Exercise objective. Reproduce, word for word, the lines of the listing below, beginning at the line that contains "tweet-stats: 11 Retweets" and stopping after the line that contains "likes-stat[interactable]: 1,164 Likes". Give only those lines.

Data entries.
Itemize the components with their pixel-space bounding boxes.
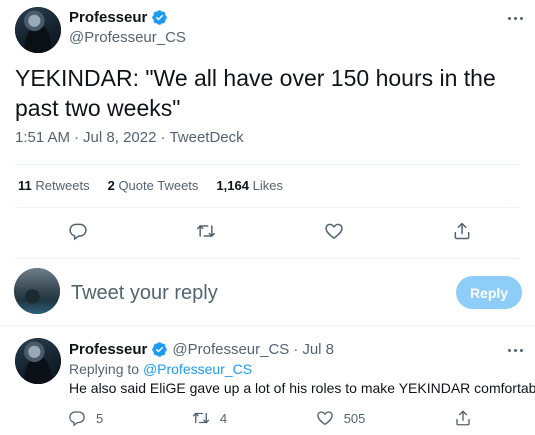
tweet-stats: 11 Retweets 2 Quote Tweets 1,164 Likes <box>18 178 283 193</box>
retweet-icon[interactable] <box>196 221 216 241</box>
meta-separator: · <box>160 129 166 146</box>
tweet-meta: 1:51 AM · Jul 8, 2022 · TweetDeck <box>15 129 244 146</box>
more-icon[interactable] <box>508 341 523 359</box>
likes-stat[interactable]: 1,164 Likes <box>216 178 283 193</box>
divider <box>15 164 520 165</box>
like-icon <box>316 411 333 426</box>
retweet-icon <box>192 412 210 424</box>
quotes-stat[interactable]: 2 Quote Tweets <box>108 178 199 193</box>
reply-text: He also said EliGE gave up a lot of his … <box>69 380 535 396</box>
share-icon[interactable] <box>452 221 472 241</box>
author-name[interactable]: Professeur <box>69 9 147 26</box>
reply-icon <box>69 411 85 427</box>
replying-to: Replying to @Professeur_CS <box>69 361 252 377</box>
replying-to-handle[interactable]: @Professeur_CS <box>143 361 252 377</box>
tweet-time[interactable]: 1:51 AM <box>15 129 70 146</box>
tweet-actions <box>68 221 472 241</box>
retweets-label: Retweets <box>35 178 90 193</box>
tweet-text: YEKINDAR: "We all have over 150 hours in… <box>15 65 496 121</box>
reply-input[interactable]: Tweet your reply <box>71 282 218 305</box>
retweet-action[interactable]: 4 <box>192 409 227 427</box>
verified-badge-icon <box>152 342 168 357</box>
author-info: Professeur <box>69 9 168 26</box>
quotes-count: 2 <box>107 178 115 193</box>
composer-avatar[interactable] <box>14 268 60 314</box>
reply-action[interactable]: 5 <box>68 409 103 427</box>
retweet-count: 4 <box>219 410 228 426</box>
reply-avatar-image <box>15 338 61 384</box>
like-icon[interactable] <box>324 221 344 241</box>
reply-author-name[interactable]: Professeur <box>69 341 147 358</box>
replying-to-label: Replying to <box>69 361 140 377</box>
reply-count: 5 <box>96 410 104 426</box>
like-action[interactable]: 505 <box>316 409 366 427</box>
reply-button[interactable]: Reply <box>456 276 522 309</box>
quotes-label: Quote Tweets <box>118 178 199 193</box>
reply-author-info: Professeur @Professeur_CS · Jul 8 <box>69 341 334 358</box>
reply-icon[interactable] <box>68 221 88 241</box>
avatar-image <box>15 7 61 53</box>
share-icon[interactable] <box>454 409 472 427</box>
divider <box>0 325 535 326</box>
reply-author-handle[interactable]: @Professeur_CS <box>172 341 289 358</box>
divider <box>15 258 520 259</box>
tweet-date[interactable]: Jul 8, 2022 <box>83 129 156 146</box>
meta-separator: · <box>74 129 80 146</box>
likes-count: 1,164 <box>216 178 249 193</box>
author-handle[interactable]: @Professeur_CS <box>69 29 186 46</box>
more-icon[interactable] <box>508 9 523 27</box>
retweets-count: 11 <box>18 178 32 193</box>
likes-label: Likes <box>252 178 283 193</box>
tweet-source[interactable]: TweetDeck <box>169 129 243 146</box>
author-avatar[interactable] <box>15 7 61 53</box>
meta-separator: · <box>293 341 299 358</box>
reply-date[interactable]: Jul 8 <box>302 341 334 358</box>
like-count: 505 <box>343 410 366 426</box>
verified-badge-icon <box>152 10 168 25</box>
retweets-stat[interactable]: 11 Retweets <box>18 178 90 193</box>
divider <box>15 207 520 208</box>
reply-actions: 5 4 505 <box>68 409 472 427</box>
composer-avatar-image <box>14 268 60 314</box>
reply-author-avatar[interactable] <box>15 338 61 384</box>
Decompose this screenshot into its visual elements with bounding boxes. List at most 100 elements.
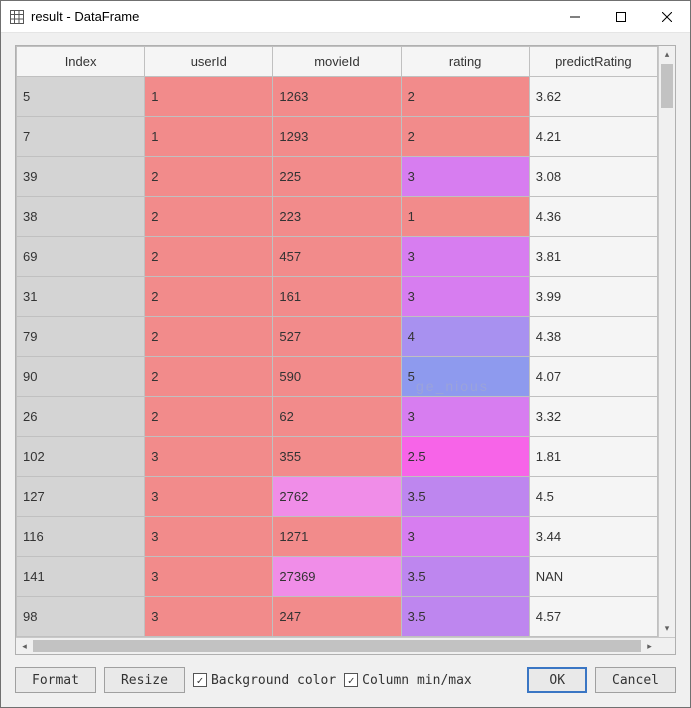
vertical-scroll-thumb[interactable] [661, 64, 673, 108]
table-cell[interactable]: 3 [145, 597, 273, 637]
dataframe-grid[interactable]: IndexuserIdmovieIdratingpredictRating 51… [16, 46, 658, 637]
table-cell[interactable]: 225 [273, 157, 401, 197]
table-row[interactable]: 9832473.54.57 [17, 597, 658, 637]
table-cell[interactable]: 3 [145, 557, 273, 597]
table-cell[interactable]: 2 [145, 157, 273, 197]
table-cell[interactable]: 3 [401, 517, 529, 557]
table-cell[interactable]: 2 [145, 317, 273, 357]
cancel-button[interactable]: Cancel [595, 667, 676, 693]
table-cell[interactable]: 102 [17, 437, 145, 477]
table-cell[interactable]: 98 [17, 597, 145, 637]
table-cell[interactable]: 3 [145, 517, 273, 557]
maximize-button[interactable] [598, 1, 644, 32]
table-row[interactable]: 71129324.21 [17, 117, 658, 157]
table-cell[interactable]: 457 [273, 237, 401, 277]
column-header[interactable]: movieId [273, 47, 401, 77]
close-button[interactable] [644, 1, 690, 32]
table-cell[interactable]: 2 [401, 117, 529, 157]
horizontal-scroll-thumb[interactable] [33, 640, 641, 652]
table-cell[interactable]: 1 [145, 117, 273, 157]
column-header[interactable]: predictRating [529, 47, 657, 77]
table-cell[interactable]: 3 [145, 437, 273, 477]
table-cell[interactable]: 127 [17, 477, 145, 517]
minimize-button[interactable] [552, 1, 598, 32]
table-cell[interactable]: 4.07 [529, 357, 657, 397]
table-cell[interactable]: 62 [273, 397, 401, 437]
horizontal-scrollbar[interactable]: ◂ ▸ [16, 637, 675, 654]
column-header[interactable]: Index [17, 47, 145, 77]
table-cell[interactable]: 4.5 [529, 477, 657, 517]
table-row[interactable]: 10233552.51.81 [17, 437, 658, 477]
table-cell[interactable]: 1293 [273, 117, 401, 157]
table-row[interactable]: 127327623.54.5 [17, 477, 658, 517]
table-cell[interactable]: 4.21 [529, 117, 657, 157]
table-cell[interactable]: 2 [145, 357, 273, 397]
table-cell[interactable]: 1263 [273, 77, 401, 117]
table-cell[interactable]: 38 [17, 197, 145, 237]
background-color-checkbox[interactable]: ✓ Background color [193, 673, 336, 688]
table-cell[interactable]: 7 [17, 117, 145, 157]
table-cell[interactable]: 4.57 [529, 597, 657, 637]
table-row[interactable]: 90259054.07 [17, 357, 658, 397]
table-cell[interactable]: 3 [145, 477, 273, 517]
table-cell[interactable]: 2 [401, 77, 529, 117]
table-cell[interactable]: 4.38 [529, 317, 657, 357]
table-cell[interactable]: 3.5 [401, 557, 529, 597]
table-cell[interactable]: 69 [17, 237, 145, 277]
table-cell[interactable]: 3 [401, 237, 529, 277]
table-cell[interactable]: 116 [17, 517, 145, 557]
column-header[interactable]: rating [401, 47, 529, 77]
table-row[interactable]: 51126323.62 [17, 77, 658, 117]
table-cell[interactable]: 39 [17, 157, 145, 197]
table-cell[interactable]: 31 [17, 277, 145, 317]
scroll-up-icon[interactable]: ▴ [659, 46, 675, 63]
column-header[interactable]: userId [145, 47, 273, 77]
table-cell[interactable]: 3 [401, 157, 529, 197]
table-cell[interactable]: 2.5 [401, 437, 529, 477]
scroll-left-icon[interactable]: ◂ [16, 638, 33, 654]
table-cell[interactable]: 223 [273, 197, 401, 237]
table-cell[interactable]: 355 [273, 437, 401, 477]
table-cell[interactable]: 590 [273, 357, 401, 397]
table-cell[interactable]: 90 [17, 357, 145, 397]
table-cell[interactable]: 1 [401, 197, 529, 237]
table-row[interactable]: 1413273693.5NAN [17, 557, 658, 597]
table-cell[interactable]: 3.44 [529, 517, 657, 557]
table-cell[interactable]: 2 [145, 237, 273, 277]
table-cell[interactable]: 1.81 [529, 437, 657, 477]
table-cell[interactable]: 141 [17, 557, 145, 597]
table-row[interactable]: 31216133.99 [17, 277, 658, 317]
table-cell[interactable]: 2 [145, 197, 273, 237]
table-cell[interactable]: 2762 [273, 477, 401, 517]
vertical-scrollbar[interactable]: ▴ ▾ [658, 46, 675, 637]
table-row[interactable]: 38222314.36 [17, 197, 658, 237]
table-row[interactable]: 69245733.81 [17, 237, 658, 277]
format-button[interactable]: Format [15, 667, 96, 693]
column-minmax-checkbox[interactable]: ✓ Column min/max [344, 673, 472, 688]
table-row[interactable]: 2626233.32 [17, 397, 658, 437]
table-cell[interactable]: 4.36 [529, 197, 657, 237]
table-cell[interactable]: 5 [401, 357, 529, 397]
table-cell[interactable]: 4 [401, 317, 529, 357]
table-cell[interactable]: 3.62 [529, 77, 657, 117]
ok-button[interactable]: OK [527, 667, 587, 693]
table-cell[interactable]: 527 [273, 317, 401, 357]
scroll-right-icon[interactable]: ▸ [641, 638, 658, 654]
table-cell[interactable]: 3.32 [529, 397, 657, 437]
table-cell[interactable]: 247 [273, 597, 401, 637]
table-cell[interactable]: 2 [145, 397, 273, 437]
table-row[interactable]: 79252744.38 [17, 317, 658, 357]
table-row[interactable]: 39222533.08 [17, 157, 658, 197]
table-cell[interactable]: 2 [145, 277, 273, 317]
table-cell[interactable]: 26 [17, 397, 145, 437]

Exercise solution.
tweet-stats: 11 Retweets 2 Quote Tweets 1,164 Likes <box>18 178 283 193</box>
retweet-icon[interactable] <box>196 221 216 241</box>
meta-separator: · <box>160 129 166 146</box>
tweet-meta: 1:51 AM · Jul 8, 2022 · TweetDeck <box>15 129 244 146</box>
more-icon[interactable] <box>508 341 523 359</box>
likes-stat[interactable]: 1,164 Likes <box>216 178 283 193</box>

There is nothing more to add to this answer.